↓
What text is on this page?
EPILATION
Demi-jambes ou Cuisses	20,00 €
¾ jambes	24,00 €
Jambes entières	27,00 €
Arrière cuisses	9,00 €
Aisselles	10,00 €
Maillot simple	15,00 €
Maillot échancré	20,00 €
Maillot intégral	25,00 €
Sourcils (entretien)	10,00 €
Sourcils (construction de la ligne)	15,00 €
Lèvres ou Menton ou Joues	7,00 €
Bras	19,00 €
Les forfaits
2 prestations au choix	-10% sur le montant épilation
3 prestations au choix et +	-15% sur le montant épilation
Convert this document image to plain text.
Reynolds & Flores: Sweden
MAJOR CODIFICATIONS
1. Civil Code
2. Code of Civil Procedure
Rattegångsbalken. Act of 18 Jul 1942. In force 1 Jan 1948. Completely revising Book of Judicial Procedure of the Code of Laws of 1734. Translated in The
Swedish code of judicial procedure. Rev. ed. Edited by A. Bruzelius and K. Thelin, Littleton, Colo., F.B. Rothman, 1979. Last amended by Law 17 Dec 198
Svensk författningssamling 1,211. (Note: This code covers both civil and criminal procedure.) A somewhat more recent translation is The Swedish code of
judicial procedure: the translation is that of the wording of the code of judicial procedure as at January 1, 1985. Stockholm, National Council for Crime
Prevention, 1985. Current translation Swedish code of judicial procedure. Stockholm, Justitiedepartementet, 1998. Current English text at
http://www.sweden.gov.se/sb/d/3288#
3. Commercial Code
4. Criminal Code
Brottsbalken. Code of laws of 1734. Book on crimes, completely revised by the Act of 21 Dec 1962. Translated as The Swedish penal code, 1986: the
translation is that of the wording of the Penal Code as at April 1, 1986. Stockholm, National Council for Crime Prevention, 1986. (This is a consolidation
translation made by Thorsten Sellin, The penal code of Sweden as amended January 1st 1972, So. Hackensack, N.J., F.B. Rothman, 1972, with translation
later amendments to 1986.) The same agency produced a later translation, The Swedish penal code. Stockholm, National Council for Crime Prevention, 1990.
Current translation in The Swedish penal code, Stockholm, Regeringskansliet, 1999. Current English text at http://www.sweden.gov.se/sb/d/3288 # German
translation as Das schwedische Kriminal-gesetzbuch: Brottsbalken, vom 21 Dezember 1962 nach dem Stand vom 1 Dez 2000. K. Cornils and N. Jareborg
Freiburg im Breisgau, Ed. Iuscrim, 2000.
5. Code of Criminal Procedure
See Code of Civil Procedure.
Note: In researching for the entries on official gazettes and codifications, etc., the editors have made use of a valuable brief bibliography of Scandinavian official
↑
Goal
Using the material above, print every entry exactly as written.

Final answer
What text is on this page?
EPILATION
Demi-jambes ou Cuisses	20,00 €
¾ jambes	24,00 €
Jambes entières	27,00 €
Arrière cuisses	9,00 €
Aisselles	10,00 €
Maillot simple	15,00 €
Maillot échancré	20,00 €
Maillot intégral	25,00 €
Sourcils (entretien)	10,00 €
Sourcils (construction de la ligne)	15,00 €
Lèvres ou Menton ou Joues	7,00 €
Bras	19,00 €
Les forfaits
2 prestations au choix	-10% sur le montant épilation
3 prestations au choix et +	-15% sur le montant épilation
Convert this document image to plain text.
Reynolds & Flores: Sweden
MAJOR CODIFICATIONS
1. Civil Code
2. Code of Civil Procedure
Rattegångsbalken. Act of 18 Jul 1942. In force 1 Jan 1948. Completely revising Book of Judicial Procedure of the Code of Laws of 1734. Translated in The
Swedish code of judicial procedure. Rev. ed. Edited by A. Bruzelius and K. Thelin, Littleton, Colo., F.B. Rothman, 1979. Last amended by Law 17 Dec 198
Svensk författningssamling 1,211. (Note: This code covers both civil and criminal procedure.) A somewhat more recent translation is The Swedish code of
judicial procedure: the translation is that of the wording of the code of judicial procedure as at January 1, 1985. Stockholm, National Council for Crime
Prevention, 1985. Current translation Swedish code of judicial procedure. Stockholm, Justitiedepartementet, 1998. Current English text at
http://www.sweden.gov.se/sb/d/3288#
3. Commercial Code
4. Criminal Code
Brottsbalken. Code of laws of 1734. Book on crimes, completely revised by the Act of 21 Dec 1962. Translated as The Swedish penal code, 1986: the
translation is that of the wording of the Penal Code as at April 1, 1986. Stockholm, National Council for Crime Prevention, 1986. (This is a consolidation
translation made by Thorsten Sellin, The penal code of Sweden as amended January 1st 1972, So. Hackensack, N.J., F.B. Rothman, 1972, with translation
later amendments to 1986.) The same agency produced a later translation, The Swedish penal code. Stockholm, National Council for Crime Prevention, 1990.
Current translation in The Swedish penal code, Stockholm, Regeringskansliet, 1999. Current English text at http://www.sweden.gov.se/sb/d/3288 # German
translation as Das schwedische Kriminal-gesetzbuch: Brottsbalken, vom 21 Dezember 1962 nach dem Stand vom 1 Dez 2000. K. Cornils and N. Jareborg
Freiburg im Breisgau, Ed. Iuscrim, 2000.
5. Code of Criminal Procedure
See Code of Civil Procedure.
Note: In researching for the entries on official gazettes and codifications, etc., the editors have made use of a valuable brief bibliography of Scandinavian official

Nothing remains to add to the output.